** start of Records to use **

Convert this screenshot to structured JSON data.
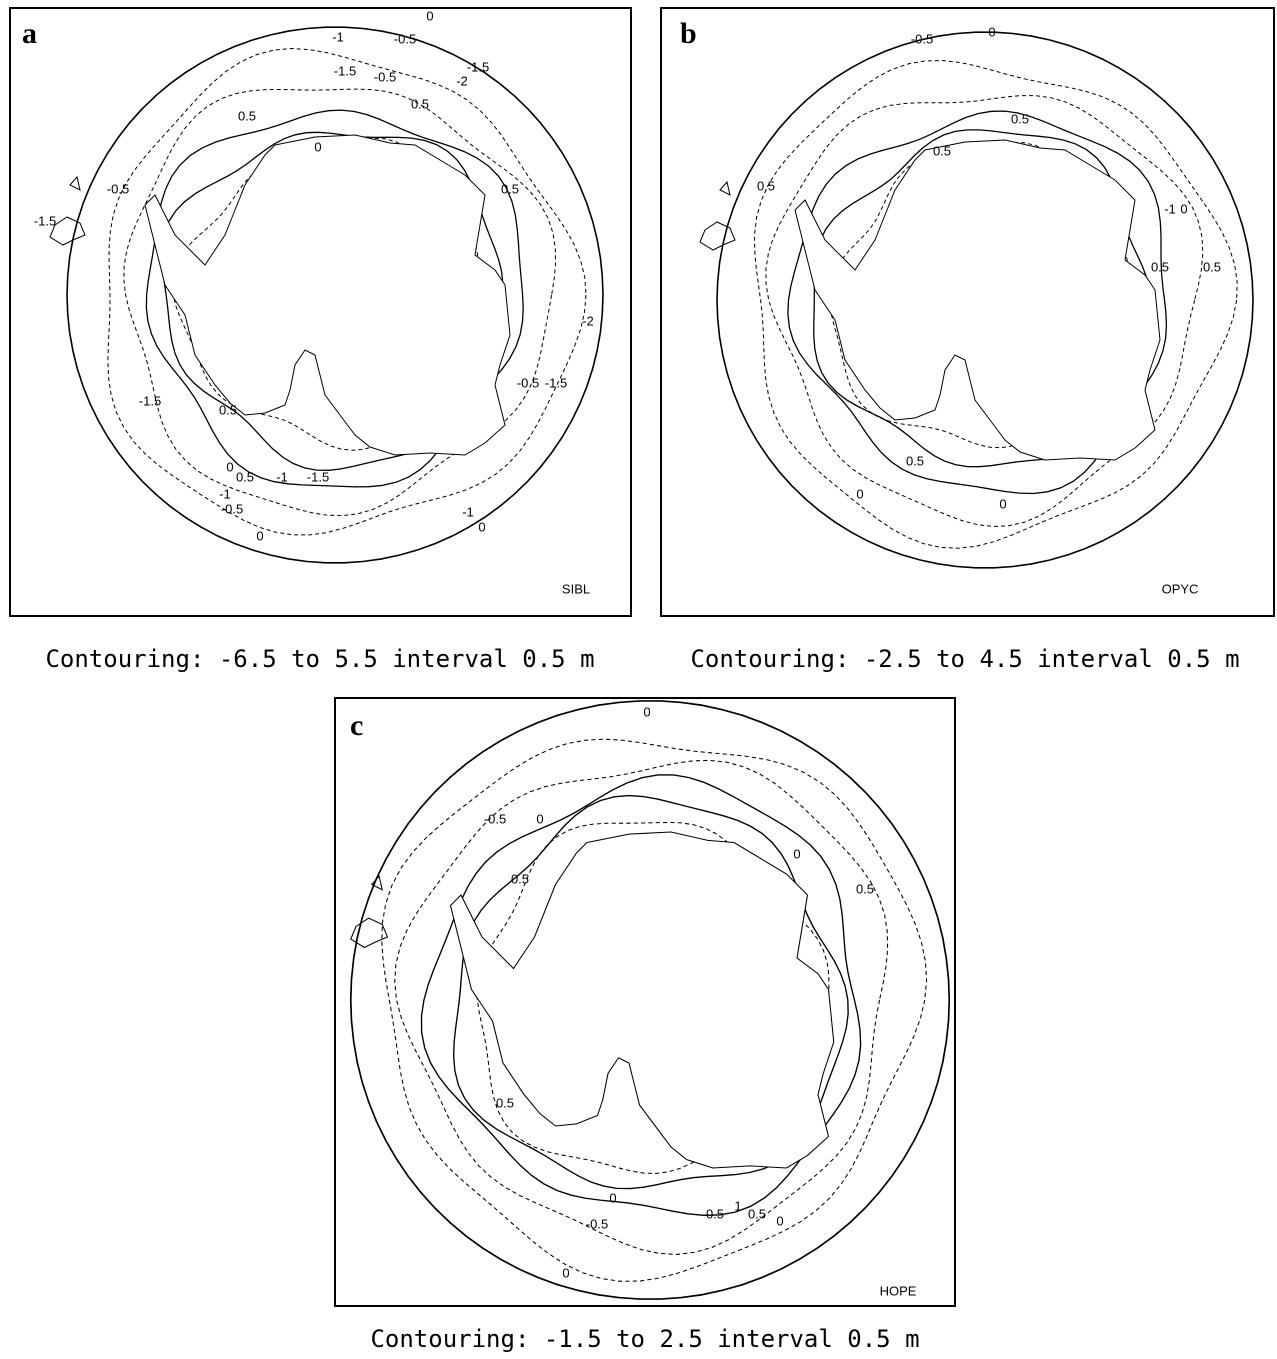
{
  "panels": [
    {
      "letter": "a",
      "model": "SIBL",
      "caption": "Contouring: -6.5 to 5.5 interval 0.5 m",
      "contour_labels": [
        "0",
        "-1",
        "-0.5",
        "-1.5",
        "-0.5",
        "-1.5",
        "-2",
        "0.5",
        "0.5",
        "0",
        "-0.5",
        "0.5",
        "-1.5",
        "-2",
        "-0.5",
        "-1.5",
        "0.5",
        "-1.5",
        "0",
        "0.5",
        "-1",
        "-1.5",
        "-1",
        "-0.5",
        "-1",
        "0",
        "0"
      ]
    },
    {
      "letter": "b",
      "model": "OPYC",
      "caption": "Contouring: -2.5 to 4.5 interval 0.5 m",
      "contour_labels": [
        "-0.5",
        "0",
        "0.5",
        "0.5",
        "0.5",
        "-1",
        "0",
        "0.5",
        "0.5",
        "0.5",
        "0",
        "0"
      ]
    },
    {
      "letter": "c",
      "model": "HOPE",
      "caption": "Contouring: -1.5 to 2.5 interval 0.5 m",
      "contour_labels": [
        "0",
        "-0.5",
        "0",
        "0",
        "0.5",
        "0.5",
        "0.5",
        "0",
        "0.5",
        "1",
        "0.5",
        "0",
        "-0.5",
        "0"
      ]
    }
  ]
}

** end of Records to use **

→ Given request
Each record above should be copied character for character, with pictures dropped.

→ Solution
Convert this screenshot to structured JSON data.
{
  "panels": [
    {
      "letter": "a",
      "model": "SIBL",
      "caption": "Contouring: -6.5 to 5.5 interval 0.5 m",
      "contour_labels": [
        "0",
        "-1",
        "-0.5",
        "-1.5",
        "-0.5",
        "-1.5",
        "-2",
        "0.5",
        "0.5",
        "0",
        "-0.5",
        "0.5",
        "-1.5",
        "-2",
        "-0.5",
        "-1.5",
        "0.5",
        "-1.5",
        "0",
        "0.5",
        "-1",
        "-1.5",
        "-1",
        "-0.5",
        "-1",
        "0",
        "0"
      ]
    },
    {
      "letter": "b",
      "model": "OPYC",
      "caption": "Contouring: -2.5 to 4.5 interval 0.5 m",
      "contour_labels": [
        "-0.5",
        "0",
        "0.5",
        "0.5",
        "0.5",
        "-1",
        "0",
        "0.5",
        "0.5",
        "0.5",
        "0",
        "0"
      ]
    },
    {
      "letter": "c",
      "model": "HOPE",
      "caption": "Contouring: -1.5 to 2.5 interval 0.5 m",
      "contour_labels": [
        "0",
        "-0.5",
        "0",
        "0",
        "0.5",
        "0.5",
        "0.5",
        "0",
        "0.5",
        "1",
        "0.5",
        "0",
        "-0.5",
        "0"
      ]
    }
  ]
}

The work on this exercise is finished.